About this exercise: Go through the lines below. Copy those with "efficiency".

::::::::::

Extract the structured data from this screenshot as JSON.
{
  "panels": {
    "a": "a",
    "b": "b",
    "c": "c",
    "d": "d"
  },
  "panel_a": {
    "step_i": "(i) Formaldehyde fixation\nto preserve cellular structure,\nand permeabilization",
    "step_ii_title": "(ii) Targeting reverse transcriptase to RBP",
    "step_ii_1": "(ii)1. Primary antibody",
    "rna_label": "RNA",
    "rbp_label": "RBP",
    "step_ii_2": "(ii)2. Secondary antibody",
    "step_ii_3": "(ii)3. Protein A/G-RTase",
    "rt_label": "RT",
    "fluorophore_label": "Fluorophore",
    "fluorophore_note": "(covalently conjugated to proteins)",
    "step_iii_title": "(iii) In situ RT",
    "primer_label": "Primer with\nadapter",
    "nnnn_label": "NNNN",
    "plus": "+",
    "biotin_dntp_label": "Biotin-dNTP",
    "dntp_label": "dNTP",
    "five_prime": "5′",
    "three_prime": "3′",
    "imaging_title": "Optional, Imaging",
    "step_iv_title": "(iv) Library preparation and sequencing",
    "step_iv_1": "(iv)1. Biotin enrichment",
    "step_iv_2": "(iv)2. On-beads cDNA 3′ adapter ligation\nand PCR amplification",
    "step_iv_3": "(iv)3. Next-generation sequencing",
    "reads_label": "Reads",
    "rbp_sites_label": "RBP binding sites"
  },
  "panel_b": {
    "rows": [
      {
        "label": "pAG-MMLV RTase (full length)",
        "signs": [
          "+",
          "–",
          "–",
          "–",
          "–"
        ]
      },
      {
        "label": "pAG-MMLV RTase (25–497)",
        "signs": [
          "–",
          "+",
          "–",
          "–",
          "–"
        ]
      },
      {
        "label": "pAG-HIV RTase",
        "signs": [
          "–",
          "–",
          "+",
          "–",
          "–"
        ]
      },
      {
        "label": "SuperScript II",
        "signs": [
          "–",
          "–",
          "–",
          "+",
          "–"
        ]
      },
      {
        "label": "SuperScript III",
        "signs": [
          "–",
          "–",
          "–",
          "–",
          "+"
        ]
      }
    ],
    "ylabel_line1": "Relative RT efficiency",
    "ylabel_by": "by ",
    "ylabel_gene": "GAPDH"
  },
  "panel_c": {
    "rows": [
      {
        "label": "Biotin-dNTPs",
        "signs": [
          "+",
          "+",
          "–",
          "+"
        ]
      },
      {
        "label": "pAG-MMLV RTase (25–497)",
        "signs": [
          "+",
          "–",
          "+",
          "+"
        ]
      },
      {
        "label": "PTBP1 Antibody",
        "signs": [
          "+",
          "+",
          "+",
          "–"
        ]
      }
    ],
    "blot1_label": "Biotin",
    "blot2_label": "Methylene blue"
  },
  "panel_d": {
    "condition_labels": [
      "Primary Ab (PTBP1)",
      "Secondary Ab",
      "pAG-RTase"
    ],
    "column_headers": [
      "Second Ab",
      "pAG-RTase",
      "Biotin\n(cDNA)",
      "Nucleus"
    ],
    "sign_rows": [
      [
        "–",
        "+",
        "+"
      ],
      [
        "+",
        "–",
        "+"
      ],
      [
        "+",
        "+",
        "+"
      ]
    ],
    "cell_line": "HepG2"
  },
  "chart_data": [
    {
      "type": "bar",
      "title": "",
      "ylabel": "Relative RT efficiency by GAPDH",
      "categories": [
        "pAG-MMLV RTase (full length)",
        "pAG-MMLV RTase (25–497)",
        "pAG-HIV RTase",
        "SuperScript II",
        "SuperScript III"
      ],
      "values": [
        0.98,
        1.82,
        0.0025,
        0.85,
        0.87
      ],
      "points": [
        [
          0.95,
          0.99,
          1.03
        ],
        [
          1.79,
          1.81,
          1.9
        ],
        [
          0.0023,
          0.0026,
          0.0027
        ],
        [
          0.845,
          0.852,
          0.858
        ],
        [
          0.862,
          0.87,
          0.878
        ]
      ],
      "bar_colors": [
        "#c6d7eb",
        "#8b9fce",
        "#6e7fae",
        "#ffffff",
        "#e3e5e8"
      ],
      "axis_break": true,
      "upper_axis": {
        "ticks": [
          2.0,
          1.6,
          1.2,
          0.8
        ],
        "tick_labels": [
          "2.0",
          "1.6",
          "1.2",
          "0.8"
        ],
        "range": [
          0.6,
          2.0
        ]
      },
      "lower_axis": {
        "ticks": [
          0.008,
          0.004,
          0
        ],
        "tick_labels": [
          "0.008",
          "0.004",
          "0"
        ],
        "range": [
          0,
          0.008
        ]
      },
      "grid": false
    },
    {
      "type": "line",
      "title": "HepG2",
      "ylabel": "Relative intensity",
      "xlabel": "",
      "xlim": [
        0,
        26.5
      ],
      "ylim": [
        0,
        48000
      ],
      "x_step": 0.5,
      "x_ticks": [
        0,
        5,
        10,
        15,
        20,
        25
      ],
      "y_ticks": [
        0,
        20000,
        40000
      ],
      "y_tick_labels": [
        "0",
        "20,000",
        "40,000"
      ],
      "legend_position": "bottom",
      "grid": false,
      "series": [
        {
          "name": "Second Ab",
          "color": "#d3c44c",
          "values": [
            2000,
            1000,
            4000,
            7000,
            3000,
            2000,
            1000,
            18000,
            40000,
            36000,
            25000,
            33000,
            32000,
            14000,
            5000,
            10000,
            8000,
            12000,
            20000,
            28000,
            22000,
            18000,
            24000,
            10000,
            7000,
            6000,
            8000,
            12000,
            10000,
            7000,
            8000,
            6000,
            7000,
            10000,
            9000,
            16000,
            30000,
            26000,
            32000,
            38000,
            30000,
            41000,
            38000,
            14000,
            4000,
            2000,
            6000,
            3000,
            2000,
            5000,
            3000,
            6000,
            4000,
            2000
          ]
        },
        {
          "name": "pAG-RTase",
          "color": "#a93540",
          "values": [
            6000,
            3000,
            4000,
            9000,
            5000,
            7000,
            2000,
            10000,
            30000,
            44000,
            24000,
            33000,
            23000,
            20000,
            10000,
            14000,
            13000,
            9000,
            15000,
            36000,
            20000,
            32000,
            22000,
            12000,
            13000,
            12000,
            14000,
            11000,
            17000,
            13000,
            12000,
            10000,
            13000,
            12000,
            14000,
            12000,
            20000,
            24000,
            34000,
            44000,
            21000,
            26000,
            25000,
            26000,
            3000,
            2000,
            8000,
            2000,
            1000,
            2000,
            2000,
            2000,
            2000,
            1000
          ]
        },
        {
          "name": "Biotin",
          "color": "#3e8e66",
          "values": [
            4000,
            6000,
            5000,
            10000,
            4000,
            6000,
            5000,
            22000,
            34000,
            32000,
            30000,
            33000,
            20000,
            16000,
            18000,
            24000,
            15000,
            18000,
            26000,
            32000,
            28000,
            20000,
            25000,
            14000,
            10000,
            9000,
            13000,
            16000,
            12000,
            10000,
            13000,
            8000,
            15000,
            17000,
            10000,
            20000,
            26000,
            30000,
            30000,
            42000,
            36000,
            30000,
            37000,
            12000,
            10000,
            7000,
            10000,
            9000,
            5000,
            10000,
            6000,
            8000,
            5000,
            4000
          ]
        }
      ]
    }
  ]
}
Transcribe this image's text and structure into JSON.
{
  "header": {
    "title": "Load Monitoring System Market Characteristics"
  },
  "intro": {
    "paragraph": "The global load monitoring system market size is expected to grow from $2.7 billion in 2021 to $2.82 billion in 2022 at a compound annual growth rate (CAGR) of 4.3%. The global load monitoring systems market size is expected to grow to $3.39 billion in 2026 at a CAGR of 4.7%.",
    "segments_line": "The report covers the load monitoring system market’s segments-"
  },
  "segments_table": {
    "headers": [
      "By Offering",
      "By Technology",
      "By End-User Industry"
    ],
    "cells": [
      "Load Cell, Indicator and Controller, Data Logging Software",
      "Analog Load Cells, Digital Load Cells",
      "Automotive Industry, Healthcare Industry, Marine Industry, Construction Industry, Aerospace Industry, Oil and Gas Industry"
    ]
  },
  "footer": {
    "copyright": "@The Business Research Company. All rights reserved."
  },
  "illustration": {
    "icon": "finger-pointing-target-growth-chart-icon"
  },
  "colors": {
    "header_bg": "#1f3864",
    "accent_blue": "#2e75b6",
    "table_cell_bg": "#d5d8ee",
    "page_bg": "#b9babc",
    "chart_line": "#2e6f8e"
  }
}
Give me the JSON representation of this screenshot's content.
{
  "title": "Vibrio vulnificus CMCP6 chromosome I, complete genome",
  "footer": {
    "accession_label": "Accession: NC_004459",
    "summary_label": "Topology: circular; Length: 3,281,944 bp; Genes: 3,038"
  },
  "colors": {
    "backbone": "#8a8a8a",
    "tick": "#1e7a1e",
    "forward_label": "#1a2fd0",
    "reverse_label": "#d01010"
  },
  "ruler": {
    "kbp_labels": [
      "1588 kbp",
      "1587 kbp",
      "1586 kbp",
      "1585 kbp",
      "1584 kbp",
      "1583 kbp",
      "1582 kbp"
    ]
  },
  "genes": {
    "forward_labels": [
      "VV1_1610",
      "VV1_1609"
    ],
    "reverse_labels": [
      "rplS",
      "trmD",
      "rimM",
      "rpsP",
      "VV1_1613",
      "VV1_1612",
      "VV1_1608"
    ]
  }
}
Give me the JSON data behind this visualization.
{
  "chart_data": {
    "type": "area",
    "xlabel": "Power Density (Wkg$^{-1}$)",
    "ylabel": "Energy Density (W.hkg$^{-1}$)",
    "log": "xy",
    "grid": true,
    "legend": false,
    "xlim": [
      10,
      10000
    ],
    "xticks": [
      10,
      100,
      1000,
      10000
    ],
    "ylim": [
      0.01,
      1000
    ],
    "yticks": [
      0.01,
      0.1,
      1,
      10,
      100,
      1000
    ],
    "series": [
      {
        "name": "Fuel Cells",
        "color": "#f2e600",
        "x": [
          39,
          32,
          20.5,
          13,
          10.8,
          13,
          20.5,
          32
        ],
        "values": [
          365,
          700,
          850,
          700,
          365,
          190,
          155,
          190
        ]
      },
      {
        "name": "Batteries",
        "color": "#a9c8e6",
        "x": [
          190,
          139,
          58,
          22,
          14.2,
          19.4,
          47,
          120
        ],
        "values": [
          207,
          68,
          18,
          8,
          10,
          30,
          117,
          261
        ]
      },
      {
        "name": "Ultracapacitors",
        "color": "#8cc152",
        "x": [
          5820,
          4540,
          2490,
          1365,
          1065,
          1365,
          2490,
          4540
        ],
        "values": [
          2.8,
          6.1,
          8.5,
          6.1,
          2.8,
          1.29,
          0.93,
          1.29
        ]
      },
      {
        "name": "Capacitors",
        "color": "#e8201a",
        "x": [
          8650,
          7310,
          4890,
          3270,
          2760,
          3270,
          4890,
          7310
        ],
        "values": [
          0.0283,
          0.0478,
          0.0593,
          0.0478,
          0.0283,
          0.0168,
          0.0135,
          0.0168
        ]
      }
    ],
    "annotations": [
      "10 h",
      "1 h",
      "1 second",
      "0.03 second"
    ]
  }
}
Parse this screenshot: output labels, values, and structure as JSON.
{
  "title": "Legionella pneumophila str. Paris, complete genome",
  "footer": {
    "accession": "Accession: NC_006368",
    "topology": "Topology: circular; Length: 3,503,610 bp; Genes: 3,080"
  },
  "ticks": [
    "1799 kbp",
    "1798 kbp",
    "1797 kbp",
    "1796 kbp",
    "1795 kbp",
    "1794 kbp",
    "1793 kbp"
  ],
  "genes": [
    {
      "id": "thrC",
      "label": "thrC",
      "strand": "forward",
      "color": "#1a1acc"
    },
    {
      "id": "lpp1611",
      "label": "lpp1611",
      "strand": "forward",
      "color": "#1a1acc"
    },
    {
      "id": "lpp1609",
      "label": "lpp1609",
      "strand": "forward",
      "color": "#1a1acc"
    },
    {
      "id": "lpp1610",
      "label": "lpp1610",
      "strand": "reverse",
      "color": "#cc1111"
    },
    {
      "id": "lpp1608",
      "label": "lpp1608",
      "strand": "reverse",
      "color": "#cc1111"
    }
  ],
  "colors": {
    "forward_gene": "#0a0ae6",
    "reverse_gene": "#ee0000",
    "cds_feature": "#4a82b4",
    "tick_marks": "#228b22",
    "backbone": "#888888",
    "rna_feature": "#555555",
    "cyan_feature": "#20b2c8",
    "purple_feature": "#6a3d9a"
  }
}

::::::::::

Answer:
    "ylabel_line1": "Relative RT efficiency",
      "ylabel": "Relative RT efficiency by GAPDH",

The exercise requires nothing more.